*Aufgabe a*:
Schreiben Sie die Einträge von der Zeile mit „choice-a: A. ①③ xyxy=(123,704,174,723)“ bis einschließlich der Zeile mit „option-pair xyxy=(93,634,868,666)“ unverändert ab.

*Lesetext*:

Leitsatz (amtlich)
§ 8 Abs. 1 Satz 2 TMG steht der Anwendung der Grundsätze der Störerhaftung auf andere Access-Provider als WLAN-Betreiber nicht entgegen.
Normenkette
TMG § 7 Abs. 3 S. 1, § 8 Abs. 1 S. 2
Verfahrensgang
LG München I (Aktenzeichen 7 O 17752/17) |
Tenor
I. Die Berufung der Antragsgegnerin gegen das Urteil des Landgerichts München I vom 1. Februar 2018 wird mit der Maßgabe zurückgewiesen, dass dieses wie folgt lautet:
Der Antragsgegnerin wird es bei Meidung eines für jeden Fall der Zuwiderhandlung fälligen Ordnungsgeldes bis zu 250.000, EUR, ersatzweise Ordnungshaft, oder Ordnungshaft bis zu sechs Monaten, im Wiederholungsfall Ordnungshaft bis zu zwei Jahren, wobei die Ordnungshaft oder Ersatzordnungshaft an dem Vorstand der Antragsgegnerin zu vollziehen ist, untersagt,
ihren Kunden über das Internet Zugang zum Film Fack Ju Göhte 3 zu vermitteln, soweit dieser Film über den gegenwärtig KINOX.TO genannten Internetdienst abrufbar ist, wie dies über die Domains kinox.to, kinox.am, kinox.me, kinox.nu, kinox.tv, kinox.sg, kinox.sx oder kinos.to geschieht, welche sich der IP-Adresse 185.200.190.136 bedienen, wie nachfolgend eingeblendet:
((Abbildungen))
II. Von den Kosten des Rechtsstreits haben die Antragstellerin 1/9 und die Antragsgegnerin 8/9 zu tragen.
Gründe
A. Die Antragsgegnerin versorgt 3,34 Millionen Kunden mit Internetanschlüssen.
Die Antragstellerin ist Inhaberin urheberrechtlicher Nutzungsrechte - insbesondere des Rechts der öffentlichen Zugänglichmachung für Deutschland - an dem Film Fack Ju Göhte 3, der am 26. Oktober 2017 in den deutschen Kinos anlief und bis zum 3. Dezember 2017 bereits 5,7 Millionen Kinozuschauer hatte.
Dieser Film war ab dem 7. November 2017 auf dem Internetauftritt von KINOX.TO durchgehend verfügbar. Mit diesem Internetauftritt werden audiovisuelle Inhalte wie Filme angeboten. Der Auftritt ist in deutscher Sprache gestaltet, alle wesentlichen Hinweise sind auf Deutsch. Das Angebot ist so aufgebaut, dass auf der Seite - geordnet nach bestimmten Ordnungskriterien - Links zu Sharehostern gefunden werden können, die es ermöglichen, die jeweiligen Inhalte im Wege des Streamings anzusehen. Die Inhalte sind auf den Servern der Sharehoster so abgespeichert, dass der Stream von Nutzern kostenlos zu Zeiten und von Orten ihrer Wahl abgerufen werden kann. Die Seite KINOX.TO hat kein Impressum.

Extrahierte Einträge
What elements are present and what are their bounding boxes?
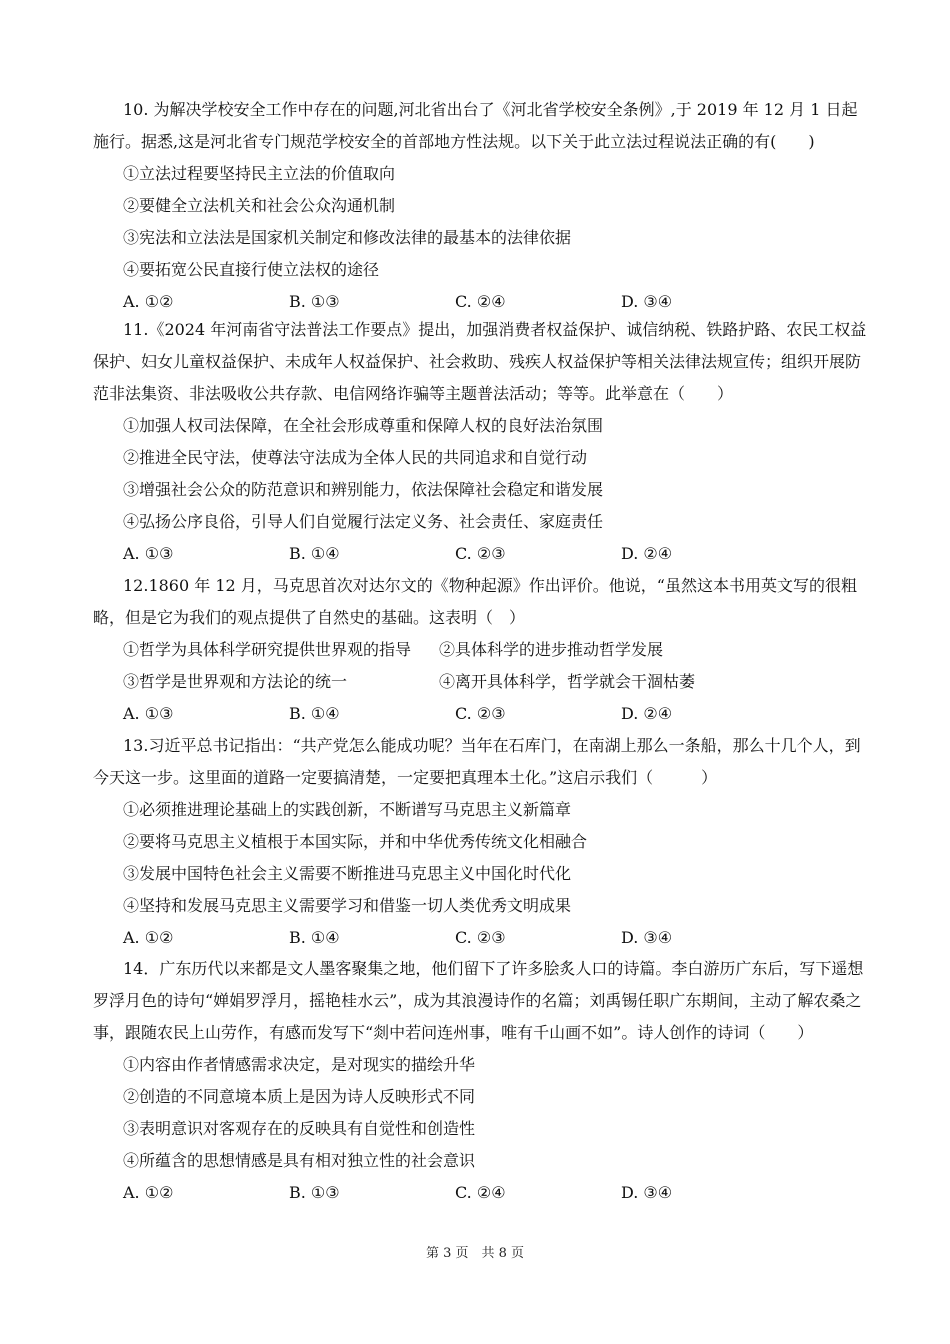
choice-a: A. ①③ xyxy=(123,704,174,723)
choice-c: C. ②③ xyxy=(455,704,506,723)
choice-c: C. ②③ xyxy=(455,928,506,947)
option: ②要将马克思主义植根于本国实际，并和中华优秀传统文化相融合 xyxy=(123,832,588,851)
option: ②要健全立法机关和社会公众沟通机制 xyxy=(123,196,396,215)
option: ①内容由作者情感需求决定，是对现实的描绘升华 xyxy=(123,1055,476,1074)
option: ①必须推进理论基础上的实践创新，不断谱写马克思主义新篇章 xyxy=(123,800,572,819)
choice-a: A. ①② xyxy=(123,1183,174,1202)
option: ④所蕴含的思想情感是具有相对独立性的社会意识 xyxy=(123,1151,476,1170)
answer-choices xyxy=(93,922,868,954)
question-stem: 13.习近平总书记指出：“共产党怎么能成功呢？当年在石库门，在南湖上那么一条船，那么十几个人，到今天这一步。这里面的道路一定要搞清楚，一定要把真理本土化。”这启示我们（ ） xyxy=(93,736,861,787)
option: ①立法过程要坚持民主立法的价值取向 xyxy=(123,164,396,183)
choice-c: C. ②④ xyxy=(455,292,506,311)
choice-d: D. ③④ xyxy=(621,292,673,311)
option: ③表明意识对客观存在的反映具有自觉性和创造性 xyxy=(123,1119,476,1138)
choice-b: B. ①④ xyxy=(289,928,340,947)
option: ③宪法和立法法是国家机关制定和修改法律的最基本的法律依据 xyxy=(123,228,572,247)
question-stem: 14．广东历代以来都是文人墨客聚集之地，他们留下了许多脍炙人口的诗篇。李白游历广东后，写下遥想罗浮月色的诗句“婵娟罗浮月，摇艳桂水云”，成为其浪漫诗作的名篇；刘禹锡任职广东期间，主动了解农桑之事，跟随农民上山劳作，有感而发写下“剡中若问连州事，唯有千山画不如”。诗人创作的诗词（ ） xyxy=(93,959,864,1042)
option: ③增强社会公众的防范意识和辨别能力，依法保障社会稳定和谐发展 xyxy=(123,480,604,499)
choice-a: A. ①③ xyxy=(123,544,174,563)
question-14 xyxy=(93,953,868,1209)
page-footer: 第 3 页 共 8 页 xyxy=(425,1246,525,1261)
option-pair xyxy=(93,634,868,666)
choice-b: B. ①③ xyxy=(289,1183,340,1202)
option: ②创造的不同意境本质上是因为诗人反映形式不同 xyxy=(123,1087,476,1106)
question-stem: 12.1860 年 12 月，马克思首次对达尔文的《物种起源》作出评价。他说，“虽然这本书用英文写的很粗略，但是它为我们的观点提供了自然史的基础。这表明（ ） xyxy=(93,576,857,627)
choice-b: B. ①④ xyxy=(289,544,340,563)
option: ③哲学是世界观和方法论的统一 xyxy=(123,672,348,691)
option: ④要拓宽公民直接行使立法权的途径 xyxy=(123,260,380,279)
option: ④弘扬公序良俗，引导人们自觉履行法定义务、社会责任、家庭责任 xyxy=(123,512,604,531)
option: ②具体科学的进步推动哲学发展 xyxy=(439,640,664,659)
option: ①哲学为具体科学研究提供世界观的指导 xyxy=(123,640,412,659)
option: ①加强人权司法保障，在全社会形成尊重和保障人权的良好法治氛围 xyxy=(123,416,604,435)
question-13 xyxy=(93,730,868,954)
choice-d: D. ②④ xyxy=(621,544,673,563)
question-12 xyxy=(93,570,868,730)
question-stem: 11.《2024 年河南省守法普法工作要点》提出，加强消费者权益保护、诚信纳税、铁路护路、农民工权益保护、妇女儿童权益保护、未成年人权益保护、社会救助、残疾人权益保护等相关法律法规宣传；组织开展防范非法集资、非法吸收公共存款、电信网络诈骗等主题普法活动；等等。此举意在（ ） xyxy=(93,320,867,403)
answer-choices xyxy=(93,698,868,730)
question-11 xyxy=(93,314,868,570)
option: ③发展中国特色社会主义需要不断推进马克思主义中国化时代化 xyxy=(123,864,572,883)
choice-a: A. ①② xyxy=(123,928,174,947)
option: ④坚持和发展马克思主义需要学习和借鉴一切人类优秀文明成果 xyxy=(123,896,572,915)
option: ②推进全民守法，使尊法守法成为全体人民的共同追求和自觉行动 xyxy=(123,448,588,467)
answer-choices xyxy=(93,1177,868,1209)
choice-b: B. ①④ xyxy=(289,704,340,723)
choice-d: D. ②④ xyxy=(621,704,673,723)
question-10 xyxy=(93,94,868,318)
option-pair xyxy=(93,666,868,698)
choice-b: B. ①③ xyxy=(289,292,340,311)
choice-c: C. ②④ xyxy=(455,1183,506,1202)
option: ④离开具体科学，哲学就会干涸枯萎 xyxy=(439,672,696,691)
choice-c: C. ②③ xyxy=(455,544,506,563)
answer-choices xyxy=(93,538,868,570)
question-stem: 10. 为解决学校安全工作中存在的问题,河北省出台了《河北省学校安全条例》,于 2019 年 12 月 1 日起施行。据悉,这是河北省专门规范学校安全的首部地方性法规。以下关于此立法过程说法正确的有( ) xyxy=(93,100,858,151)
choice-d: D. ③④ xyxy=(621,928,673,947)
choice-a: A. ①② xyxy=(123,292,174,311)
choice-d: D. ③④ xyxy=(621,1183,673,1202)
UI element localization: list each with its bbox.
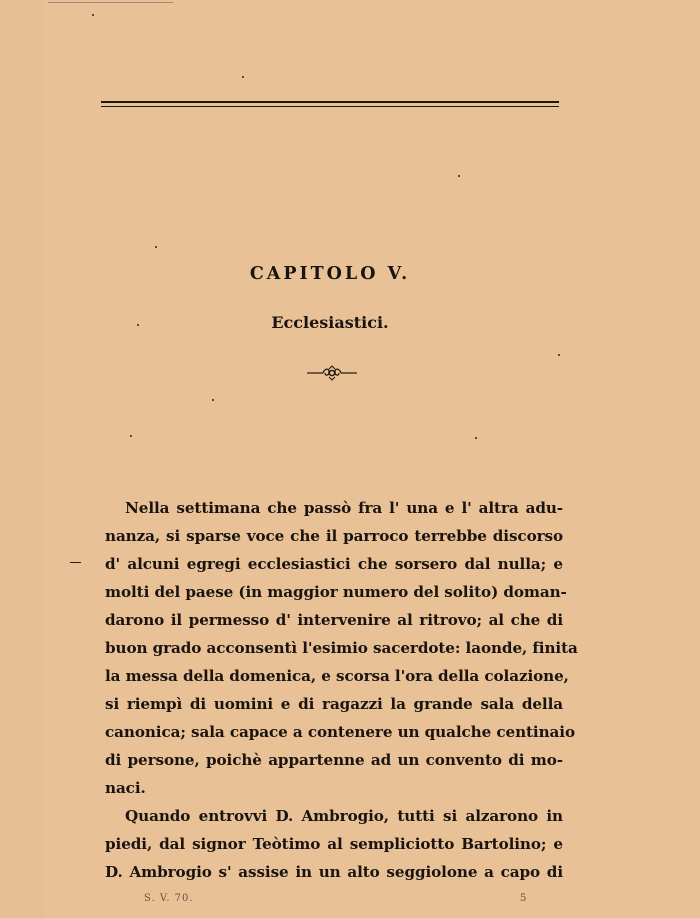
text-line: canonica; sala capace a contenere un qualche centinaio <box>105 723 575 741</box>
text-line: molti del paese (in maggior numero del solito) doman- <box>105 583 567 601</box>
page-margin <box>0 0 44 918</box>
text-line: piedi, dal signor Teòtimo al sempliciotto Bartolino; e <box>105 835 563 853</box>
text-line: nanza, si sparse voce che il parroco terrebbe discorso <box>105 527 563 545</box>
print-speck <box>130 435 132 437</box>
print-speck <box>458 175 460 177</box>
text-line: di persone, poichè appartenne ad un convento di mo- <box>105 751 563 769</box>
printer-signature: S. V. 70. <box>144 893 194 904</box>
text-line: naci. <box>105 779 146 797</box>
print-speck <box>558 354 560 356</box>
text-line: D. Ambrogio s' assise in un alto seggiolone a capo di <box>105 863 563 881</box>
print-speck <box>155 246 157 248</box>
text-line: darono il permesso d' intervenire al ritrovo; al che di <box>105 611 563 629</box>
text-line: la messa della domenica, e scorsa l'ora della colazione, <box>105 667 569 685</box>
print-speck <box>212 399 214 401</box>
chapter-title: CAPITOLO V. <box>249 264 411 284</box>
text-line: Nella settimana che passò fra l' una e l' altra adu- <box>125 499 563 517</box>
print-speck <box>92 14 94 16</box>
footer-mark: 5 <box>520 893 527 904</box>
text-line: si riempì di uomini e di ragazzi la grande sala della <box>105 695 563 713</box>
header-rule-thin <box>101 106 559 107</box>
ornament-flourish-icon <box>305 364 359 382</box>
text-line: Quando entrovvi D. Ambrogio, tutti si alzarono in <box>125 807 563 825</box>
text-line: d' alcuni egregi ecclesiastici che sorsero dal nulla; e <box>105 555 563 573</box>
header-rule-thick <box>101 101 559 103</box>
chapter-body <box>105 494 578 886</box>
chapter-subtitle: Ecclesiastici. <box>271 313 389 332</box>
margin-mark <box>70 562 81 563</box>
top-hairline <box>48 2 173 3</box>
text-line: buon grado acconsentì l'esimio sacerdote: laonde, finita <box>105 639 578 657</box>
print-speck <box>475 437 477 439</box>
print-speck <box>242 76 244 78</box>
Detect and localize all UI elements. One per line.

*Aufgabe b*:
Setzen Sie den Text zur Zugangssperre für KINOX.TO im Anschluss an seinen letzten Satz fort.

*Antwort a*:
choice-a: A. ①③ xyxy=(123,704,174,723)
choice-c: C. ②③ xyxy=(455,704,506,723)
choice-c: C. ②③ xyxy=(455,928,506,947)
option: ②要将马克思主义植根于本国实际，并和中华优秀传统文化相融合 xyxy=(123,832,588,851)
option: ②要健全立法机关和社会公众沟通机制 xyxy=(123,196,396,215)
option: ①内容由作者情感需求决定，是对现实的描绘升华 xyxy=(123,1055,476,1074)
option: ①必须推进理论基础上的实践创新，不断谱写马克思主义新篇章 xyxy=(123,800,572,819)
choice-a: A. ①② xyxy=(123,1183,174,1202)
option: ④所蕴含的思想情感是具有相对独立性的社会意识 xyxy=(123,1151,476,1170)
answer-choices xyxy=(93,922,868,954)
question-stem: 13.习近平总书记指出：“共产党怎么能成功呢？当年在石库门，在南湖上那么一条船，那么十几个人，到今天这一步。这里面的道路一定要搞清楚，一定要把真理本土化。”这启示我们（ ） xyxy=(93,736,861,787)
option: ①立法过程要坚持民主立法的价值取向 xyxy=(123,164,396,183)
choice-c: C. ②④ xyxy=(455,292,506,311)
choice-d: D. ③④ xyxy=(621,292,673,311)
option: ③表明意识对客观存在的反映具有自觉性和创造性 xyxy=(123,1119,476,1138)
choice-b: B. ①④ xyxy=(289,928,340,947)
option: ③宪法和立法法是国家机关制定和修改法律的最基本的法律依据 xyxy=(123,228,572,247)
question-stem: 14．广东历代以来都是文人墨客聚集之地，他们留下了许多脍炙人口的诗篇。李白游历广东后，写下遥想罗浮月色的诗句“婵娟罗浮月，摇艳桂水云”，成为其浪漫诗作的名篇；刘禹锡任职广东期间，主动了解农桑之事，跟随农民上山劳作，有感而发写下“剡中若问连州事，唯有千山画不如”。诗人创作的诗词（ ） xyxy=(93,959,864,1042)
option: ③增强社会公众的防范意识和辨别能力，依法保障社会稳定和谐发展 xyxy=(123,480,604,499)
choice-a: A. ①③ xyxy=(123,544,174,563)
question-14 xyxy=(93,953,868,1209)
page-footer: 第 3 页 共 8 页 xyxy=(425,1246,525,1261)
option-pair xyxy=(93,634,868,666)

*Antwort b*:
Die Antragstellerin erfuhr von der Abrufbarkeit des Films über KINOX.TO am 7. November 2017. Nachdem sie - erfolglos - die Betreiber von KINOX.TO am 20. November 2017 über das mit dem Internetauftritt zur Verfügung gestellte Kontaktformular abgemahnt (vgl. Anl. AST 7) und die damaligen Host-Provider der Betreiber von KINOX.TO notifiziert und abgemahnt hatte, wandte sich die Antragstellerin mit einem "anwaltlichen Informationsschreiben" vom 28. November 2017 (vgl. Anl. AST 21) an die Antragsgegnerin und teilte dieser mit, dass sie die urheberrechtlichen Nutzungsrechte an dem Film innehabe, dieser illegal im Internet über den Dienst KINOX.TO verfügbar und auch über die von der Antragsgegnerin angebotenen Internetzugänge abrufbar sei. Die Antragsgegnerin sei daher verpflichtet, zumutbare Maßnahmen zu ergreifen, um ihren Kunden den Zugang zum Film zu verwehren, soweit dieser über KINOX.TO verfügbar sei. Denkbar seien insbesondere die Sperrung der von KINOX.TO benutzten Domains kinox.to, kinox.am, kinox.me, kinox.nu, kinox.tv, kinox.sg, kinox.sx und kinos.to oder die Sperrung der von KINOX.TO genutzten IP-Adresse 185.200.190.136.
Die Antragsgegnerin leitete daraufhin keine Sperrmaßnahmen ein. Der Film war am 6. Dezember 2017 immer noch über Internetzugänge der Antragsgegnerin abrufbar.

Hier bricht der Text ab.